- _Stated goal_
Find the string "ミックスジュース" in the data, then copy every line where it is found.

Records that describe figures
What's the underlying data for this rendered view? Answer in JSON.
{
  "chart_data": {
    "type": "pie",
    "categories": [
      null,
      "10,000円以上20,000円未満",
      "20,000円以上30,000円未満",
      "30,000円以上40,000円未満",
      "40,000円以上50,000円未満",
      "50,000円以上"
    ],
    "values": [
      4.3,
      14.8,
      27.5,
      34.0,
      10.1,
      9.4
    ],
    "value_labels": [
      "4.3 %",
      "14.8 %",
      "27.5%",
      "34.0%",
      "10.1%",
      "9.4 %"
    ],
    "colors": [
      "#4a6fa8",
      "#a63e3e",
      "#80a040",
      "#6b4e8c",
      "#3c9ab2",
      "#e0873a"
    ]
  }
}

--

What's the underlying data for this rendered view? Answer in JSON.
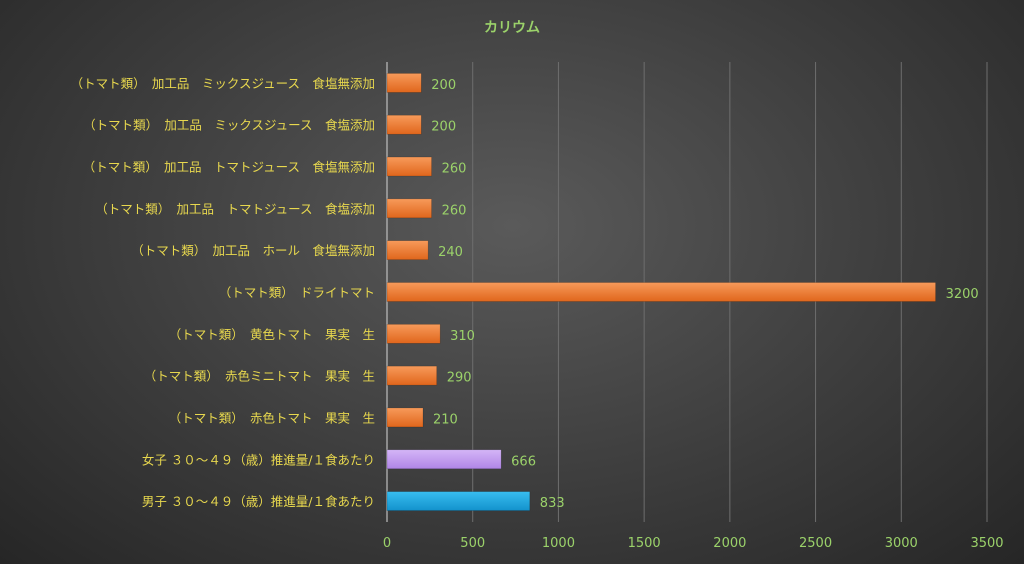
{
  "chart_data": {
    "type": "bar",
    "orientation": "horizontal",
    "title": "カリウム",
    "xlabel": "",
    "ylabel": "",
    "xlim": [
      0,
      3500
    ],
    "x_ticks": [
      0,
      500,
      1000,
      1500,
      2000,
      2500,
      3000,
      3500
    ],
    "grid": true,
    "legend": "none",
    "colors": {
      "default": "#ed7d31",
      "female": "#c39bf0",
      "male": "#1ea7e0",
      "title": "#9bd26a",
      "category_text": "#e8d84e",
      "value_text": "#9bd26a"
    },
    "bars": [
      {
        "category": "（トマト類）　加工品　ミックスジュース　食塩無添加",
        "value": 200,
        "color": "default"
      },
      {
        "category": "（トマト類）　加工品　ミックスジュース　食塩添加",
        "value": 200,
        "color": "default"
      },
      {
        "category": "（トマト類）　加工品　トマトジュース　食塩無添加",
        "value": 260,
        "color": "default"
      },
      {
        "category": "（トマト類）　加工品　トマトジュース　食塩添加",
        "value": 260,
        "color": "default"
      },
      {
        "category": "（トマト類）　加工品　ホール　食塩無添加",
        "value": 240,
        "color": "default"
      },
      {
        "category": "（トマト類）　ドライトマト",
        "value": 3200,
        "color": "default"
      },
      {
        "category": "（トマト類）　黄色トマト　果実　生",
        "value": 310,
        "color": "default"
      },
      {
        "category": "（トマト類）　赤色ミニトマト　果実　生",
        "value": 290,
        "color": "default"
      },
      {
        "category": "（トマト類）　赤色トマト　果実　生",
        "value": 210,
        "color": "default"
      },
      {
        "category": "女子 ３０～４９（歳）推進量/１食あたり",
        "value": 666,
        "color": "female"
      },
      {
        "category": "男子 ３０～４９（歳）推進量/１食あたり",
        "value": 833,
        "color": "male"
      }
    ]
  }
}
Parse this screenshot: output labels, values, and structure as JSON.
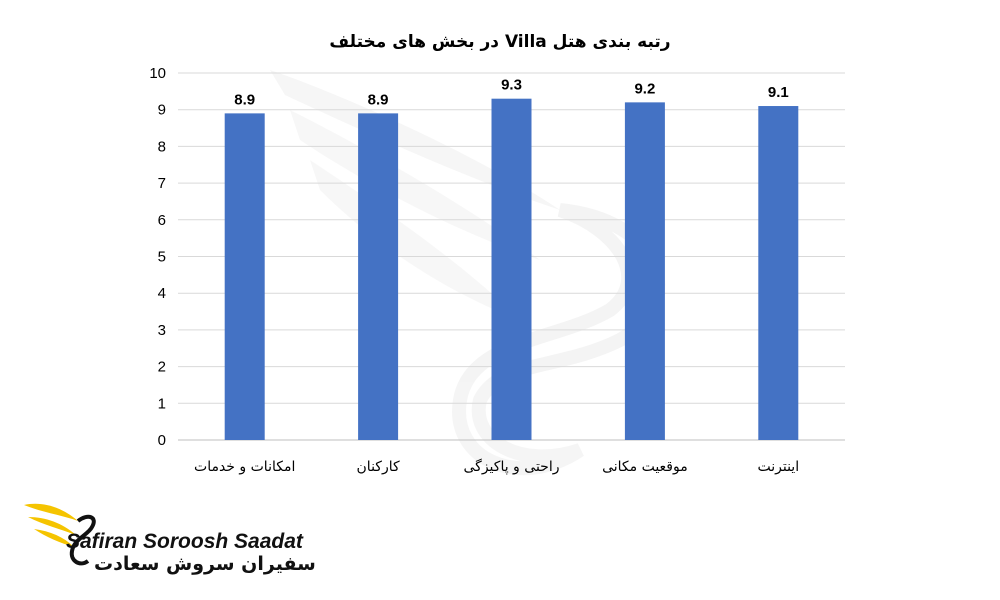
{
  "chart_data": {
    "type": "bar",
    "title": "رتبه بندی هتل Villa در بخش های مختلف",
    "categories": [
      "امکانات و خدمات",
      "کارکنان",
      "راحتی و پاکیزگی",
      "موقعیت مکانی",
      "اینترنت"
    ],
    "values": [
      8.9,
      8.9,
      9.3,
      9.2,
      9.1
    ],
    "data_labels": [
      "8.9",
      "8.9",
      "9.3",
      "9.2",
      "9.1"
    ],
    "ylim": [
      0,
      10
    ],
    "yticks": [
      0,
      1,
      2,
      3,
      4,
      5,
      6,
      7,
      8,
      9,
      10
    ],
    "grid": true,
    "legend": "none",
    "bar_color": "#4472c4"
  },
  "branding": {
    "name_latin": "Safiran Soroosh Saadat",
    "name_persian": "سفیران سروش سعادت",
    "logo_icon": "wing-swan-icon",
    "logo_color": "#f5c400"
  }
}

...

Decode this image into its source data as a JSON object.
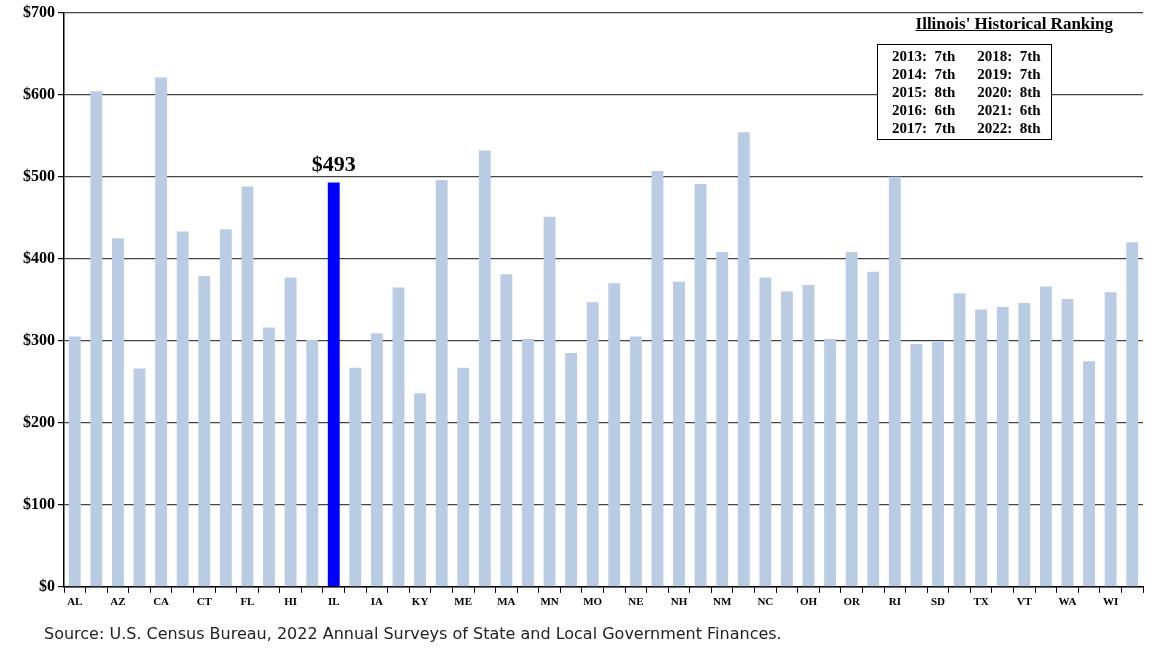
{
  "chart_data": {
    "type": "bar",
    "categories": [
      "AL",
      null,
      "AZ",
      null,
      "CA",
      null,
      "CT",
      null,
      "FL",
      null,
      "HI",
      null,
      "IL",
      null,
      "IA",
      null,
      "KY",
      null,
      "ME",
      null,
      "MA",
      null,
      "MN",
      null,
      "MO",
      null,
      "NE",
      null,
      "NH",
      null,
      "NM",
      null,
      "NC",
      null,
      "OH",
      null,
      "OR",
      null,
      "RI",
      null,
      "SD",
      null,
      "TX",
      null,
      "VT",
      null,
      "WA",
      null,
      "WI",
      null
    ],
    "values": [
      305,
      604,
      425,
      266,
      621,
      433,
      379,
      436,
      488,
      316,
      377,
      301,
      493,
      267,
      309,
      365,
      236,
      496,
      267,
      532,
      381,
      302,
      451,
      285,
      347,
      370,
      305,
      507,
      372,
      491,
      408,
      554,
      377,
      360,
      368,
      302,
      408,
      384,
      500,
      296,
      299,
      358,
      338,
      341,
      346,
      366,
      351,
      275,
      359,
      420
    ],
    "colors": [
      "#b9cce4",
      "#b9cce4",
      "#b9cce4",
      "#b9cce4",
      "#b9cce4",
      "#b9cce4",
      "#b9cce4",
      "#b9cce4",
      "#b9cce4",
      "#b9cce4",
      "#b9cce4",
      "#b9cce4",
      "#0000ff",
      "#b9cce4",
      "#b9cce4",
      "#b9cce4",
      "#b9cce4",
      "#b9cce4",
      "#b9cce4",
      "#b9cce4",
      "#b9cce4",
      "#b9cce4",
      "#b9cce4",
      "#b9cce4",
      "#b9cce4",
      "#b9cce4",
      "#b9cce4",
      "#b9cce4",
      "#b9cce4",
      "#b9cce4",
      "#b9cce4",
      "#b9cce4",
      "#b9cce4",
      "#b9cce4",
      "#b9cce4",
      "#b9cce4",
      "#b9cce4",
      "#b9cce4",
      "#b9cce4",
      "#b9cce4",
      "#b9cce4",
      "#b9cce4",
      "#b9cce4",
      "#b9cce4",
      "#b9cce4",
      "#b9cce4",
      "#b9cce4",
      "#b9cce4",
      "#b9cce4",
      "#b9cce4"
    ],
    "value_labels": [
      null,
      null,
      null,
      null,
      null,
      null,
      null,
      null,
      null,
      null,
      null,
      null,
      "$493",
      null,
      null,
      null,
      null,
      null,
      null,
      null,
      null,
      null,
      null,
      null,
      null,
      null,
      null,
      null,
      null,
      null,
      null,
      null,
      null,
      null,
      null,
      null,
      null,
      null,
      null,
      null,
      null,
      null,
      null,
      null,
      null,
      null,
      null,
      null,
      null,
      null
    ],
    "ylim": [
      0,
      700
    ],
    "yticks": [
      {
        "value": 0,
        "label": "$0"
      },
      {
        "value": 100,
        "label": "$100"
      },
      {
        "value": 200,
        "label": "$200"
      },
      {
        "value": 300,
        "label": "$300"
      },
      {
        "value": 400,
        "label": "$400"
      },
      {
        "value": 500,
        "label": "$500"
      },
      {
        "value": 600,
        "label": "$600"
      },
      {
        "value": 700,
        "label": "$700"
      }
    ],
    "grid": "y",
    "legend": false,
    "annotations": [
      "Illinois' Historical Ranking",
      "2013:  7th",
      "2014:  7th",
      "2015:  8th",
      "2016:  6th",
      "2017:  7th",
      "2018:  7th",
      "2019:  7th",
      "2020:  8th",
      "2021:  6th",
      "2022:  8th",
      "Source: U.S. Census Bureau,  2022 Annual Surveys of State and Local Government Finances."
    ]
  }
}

- _Task result_
        "category": "（トマト類）　加工品　ミックスジュース　食塩無添加",
        "category": "（トマト類）　加工品　ミックスジュース　食塩添加",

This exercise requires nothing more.